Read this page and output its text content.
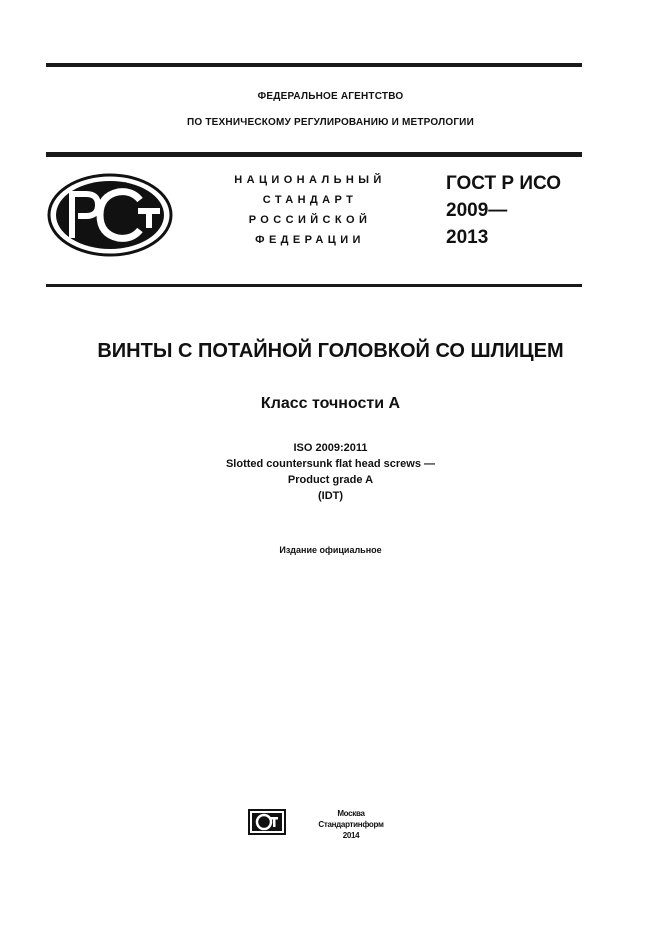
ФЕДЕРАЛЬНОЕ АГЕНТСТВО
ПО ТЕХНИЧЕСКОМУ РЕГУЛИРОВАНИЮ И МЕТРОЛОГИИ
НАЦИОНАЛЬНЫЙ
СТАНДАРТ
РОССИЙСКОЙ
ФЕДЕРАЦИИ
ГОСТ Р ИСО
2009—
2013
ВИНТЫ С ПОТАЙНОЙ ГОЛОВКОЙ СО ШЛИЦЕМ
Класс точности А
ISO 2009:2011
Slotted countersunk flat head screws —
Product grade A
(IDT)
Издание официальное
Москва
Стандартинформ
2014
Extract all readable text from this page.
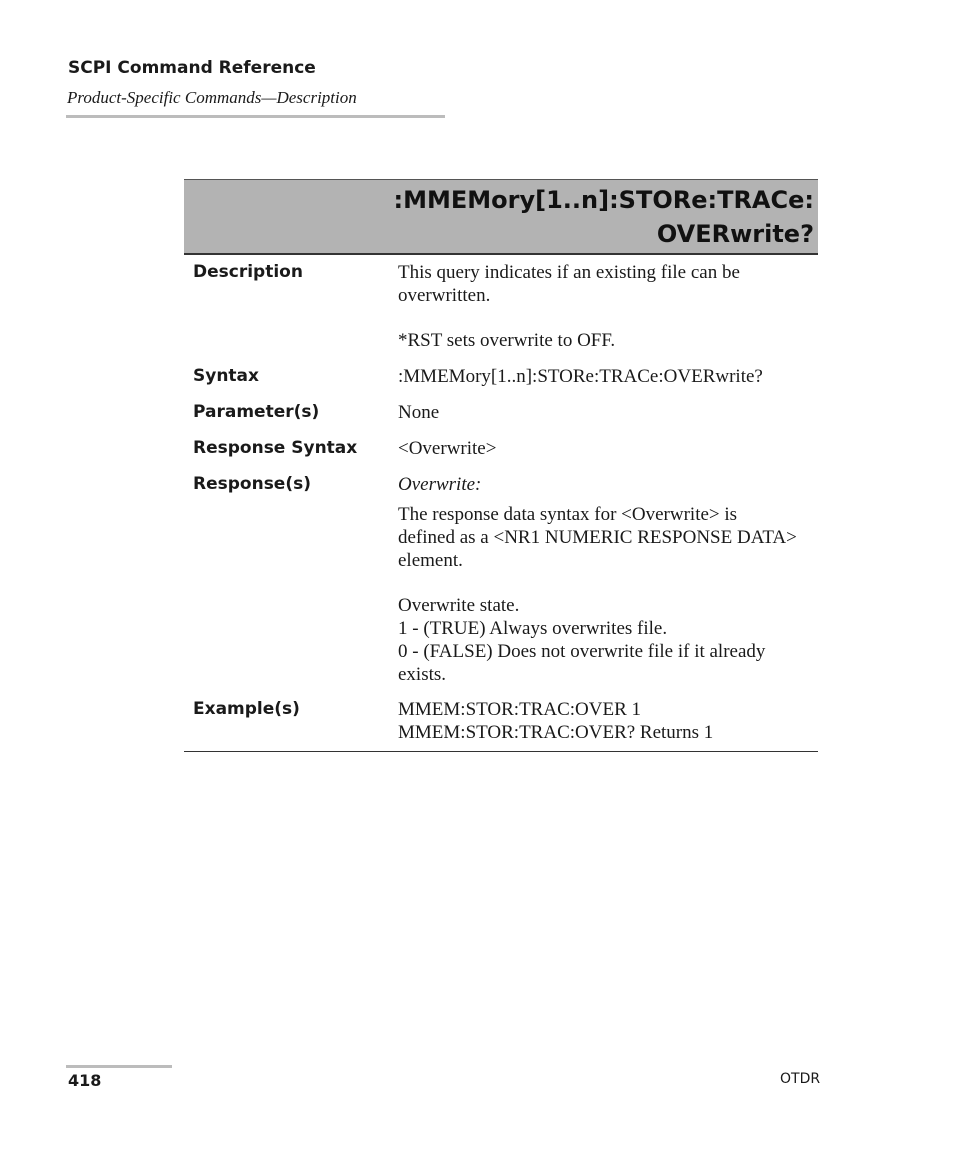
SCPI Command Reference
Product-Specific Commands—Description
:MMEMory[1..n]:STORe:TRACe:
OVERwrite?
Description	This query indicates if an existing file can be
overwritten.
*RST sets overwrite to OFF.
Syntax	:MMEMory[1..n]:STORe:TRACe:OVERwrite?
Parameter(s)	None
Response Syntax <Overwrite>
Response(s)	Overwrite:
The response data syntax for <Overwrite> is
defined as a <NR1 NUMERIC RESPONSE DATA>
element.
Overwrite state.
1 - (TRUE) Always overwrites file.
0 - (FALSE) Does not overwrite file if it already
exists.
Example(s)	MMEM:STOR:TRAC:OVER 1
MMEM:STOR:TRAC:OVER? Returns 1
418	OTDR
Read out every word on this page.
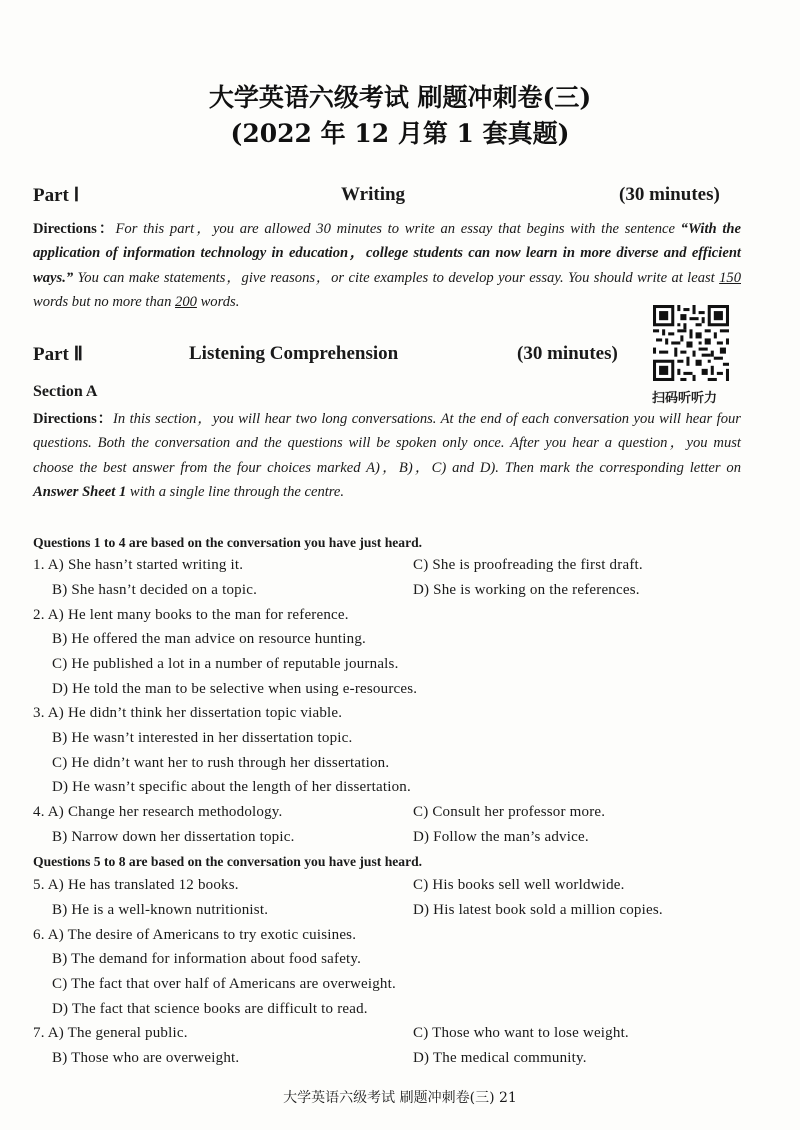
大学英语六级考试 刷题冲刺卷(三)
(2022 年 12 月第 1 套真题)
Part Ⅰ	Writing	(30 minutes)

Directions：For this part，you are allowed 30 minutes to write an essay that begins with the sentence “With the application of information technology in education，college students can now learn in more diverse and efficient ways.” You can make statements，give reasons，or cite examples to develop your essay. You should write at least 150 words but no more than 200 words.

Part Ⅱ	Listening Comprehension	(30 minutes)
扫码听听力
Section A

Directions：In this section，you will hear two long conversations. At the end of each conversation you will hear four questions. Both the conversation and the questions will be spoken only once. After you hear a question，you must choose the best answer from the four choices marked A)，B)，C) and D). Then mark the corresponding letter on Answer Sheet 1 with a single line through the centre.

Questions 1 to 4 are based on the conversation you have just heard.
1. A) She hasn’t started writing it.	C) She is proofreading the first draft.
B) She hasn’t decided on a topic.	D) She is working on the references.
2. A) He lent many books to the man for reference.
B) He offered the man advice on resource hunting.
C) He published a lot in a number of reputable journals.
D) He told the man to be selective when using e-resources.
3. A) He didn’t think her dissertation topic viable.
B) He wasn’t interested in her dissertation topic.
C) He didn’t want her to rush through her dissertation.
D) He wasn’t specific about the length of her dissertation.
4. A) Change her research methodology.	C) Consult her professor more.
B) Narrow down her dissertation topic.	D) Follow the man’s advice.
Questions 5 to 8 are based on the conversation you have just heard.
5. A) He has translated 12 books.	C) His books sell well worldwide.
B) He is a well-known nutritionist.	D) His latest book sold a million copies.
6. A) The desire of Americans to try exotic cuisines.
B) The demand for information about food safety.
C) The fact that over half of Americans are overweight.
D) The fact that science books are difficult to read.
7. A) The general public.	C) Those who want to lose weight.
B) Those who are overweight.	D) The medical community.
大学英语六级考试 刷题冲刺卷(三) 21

• • • • •

Within the material above, find the lines that contain the word "wasn"; copy them.

# SOLUTION FOR THIS EXERCISE
B) He wasn’t interested in her dissertation topic.
D) He wasn’t specific about the length of her dissertation.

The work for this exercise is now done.